■ **Directions for this task**
Where does the string "alrededor" appear in the records? Copy every line that contains it.

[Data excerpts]
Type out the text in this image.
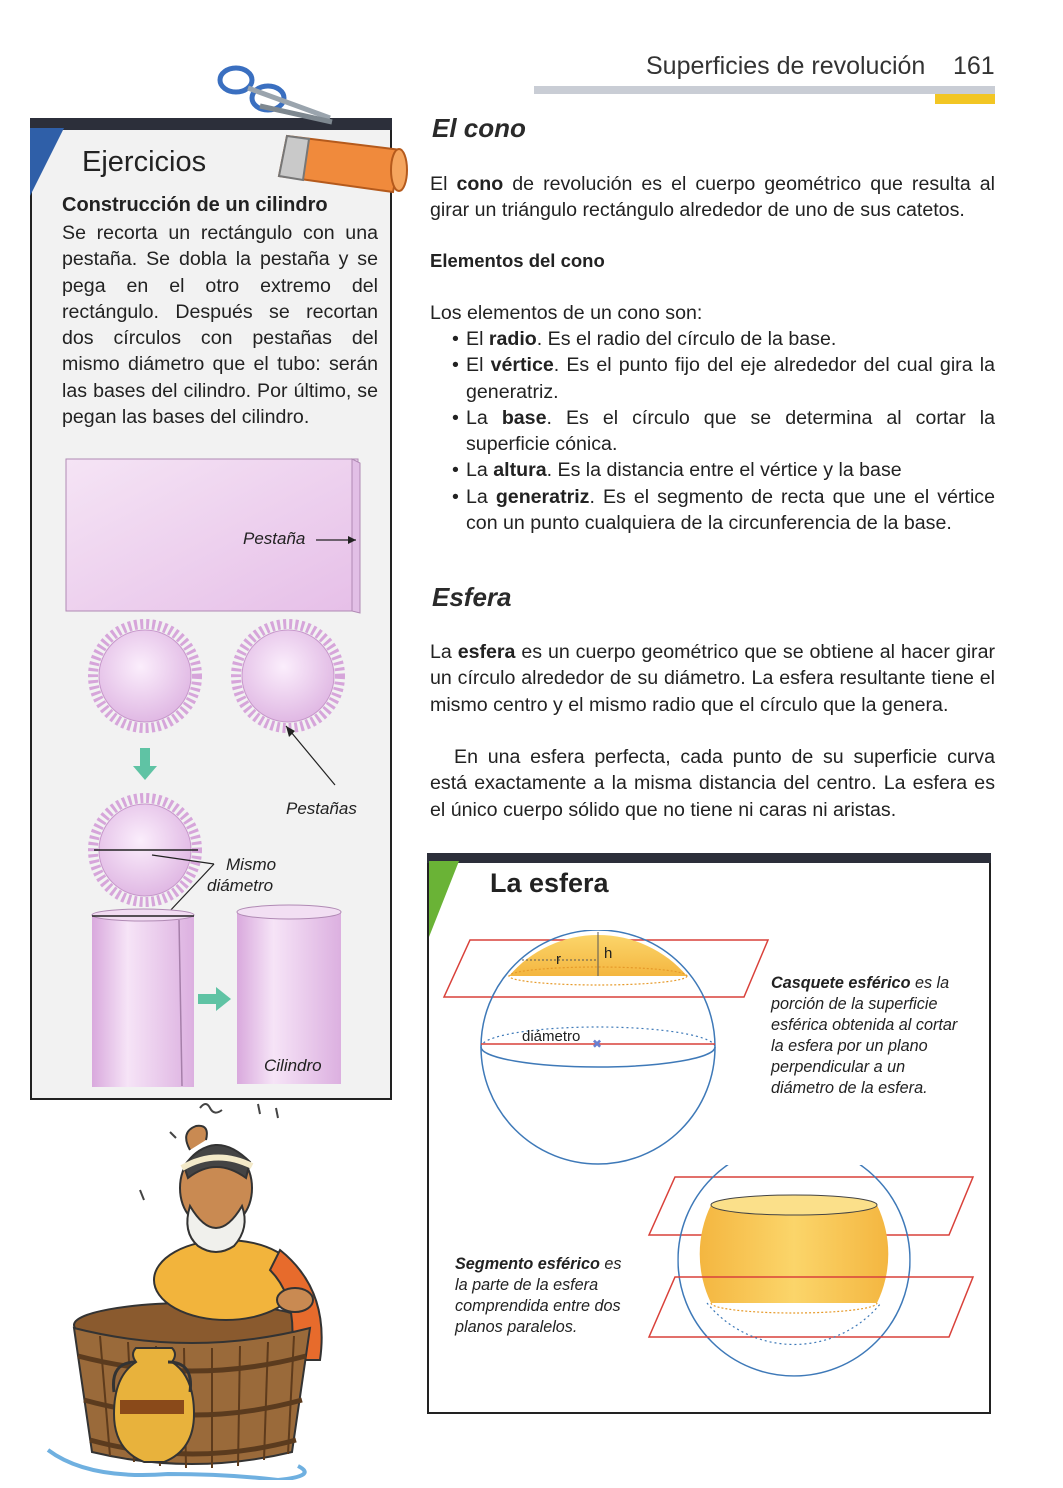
Superficies de revolución 161
Ejercicios
Construcción de un cilindro
Se recorta un rectángulo con una pestaña. Se dobla la pestaña y se pega en el otro extremo del rectángulo. Después se recortan dos círculos con pestañas del mismo diámetro que el tubo: serán las bases del cilindro. Por último, se pegan las bases del cilindro.
Pestaña
Pestañas
Mismo
diámetro
Cilindro
El cono
El cono de revolución es el cuerpo geométrico que resulta al girar un triángulo rectángulo alrededor de uno de sus catetos.
Elementos del cono
Los elementos de un cono son:
• El radio. Es el radio del círculo de la base.
• El vértice. Es el punto fijo del eje alrededor del cual gira la generatriz.
• La base. Es el círculo que se determina al cortar la superficie cónica.
• La altura. Es la distancia entre el vértice y la base
• La generatriz. Es el segmento de recta que une el vértice con un punto cualquiera de la circunferencia de la base.
Esfera
La esfera es un cuerpo geométrico que se obtiene al hacer girar un círculo alrededor de su diámetro. La esfera resultante tiene el mismo centro y el mismo radio que el círculo que la genera.
En una esfera perfecta, cada punto de su superficie curva está exactamente a la misma distancia del centro. La esfera es el único cuerpo sólido que no tiene ni caras ni aristas.
La esfera
✖
r	h
diámetro
Casquete esférico es la porción de la superficie esférica obtenida al cortar la esfera por un plano perpendicular a un diámetro de la esfera.
Segmento esférico es la parte de la esfera comprendida entre dos planos paralelos.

■ **Result for this task**
El cono de revolución es el cuerpo geométrico que resulta al girar un triángulo rectángulo alrededor de uno de sus catetos.
• El vértice. Es el punto fijo del eje alrededor del cual gira la generatriz.
La esfera es un cuerpo geométrico que se obtiene al hacer girar un círculo alrededor de su diámetro. La esfera resultante tiene el mismo centro y el mismo radio que el círculo que la genera.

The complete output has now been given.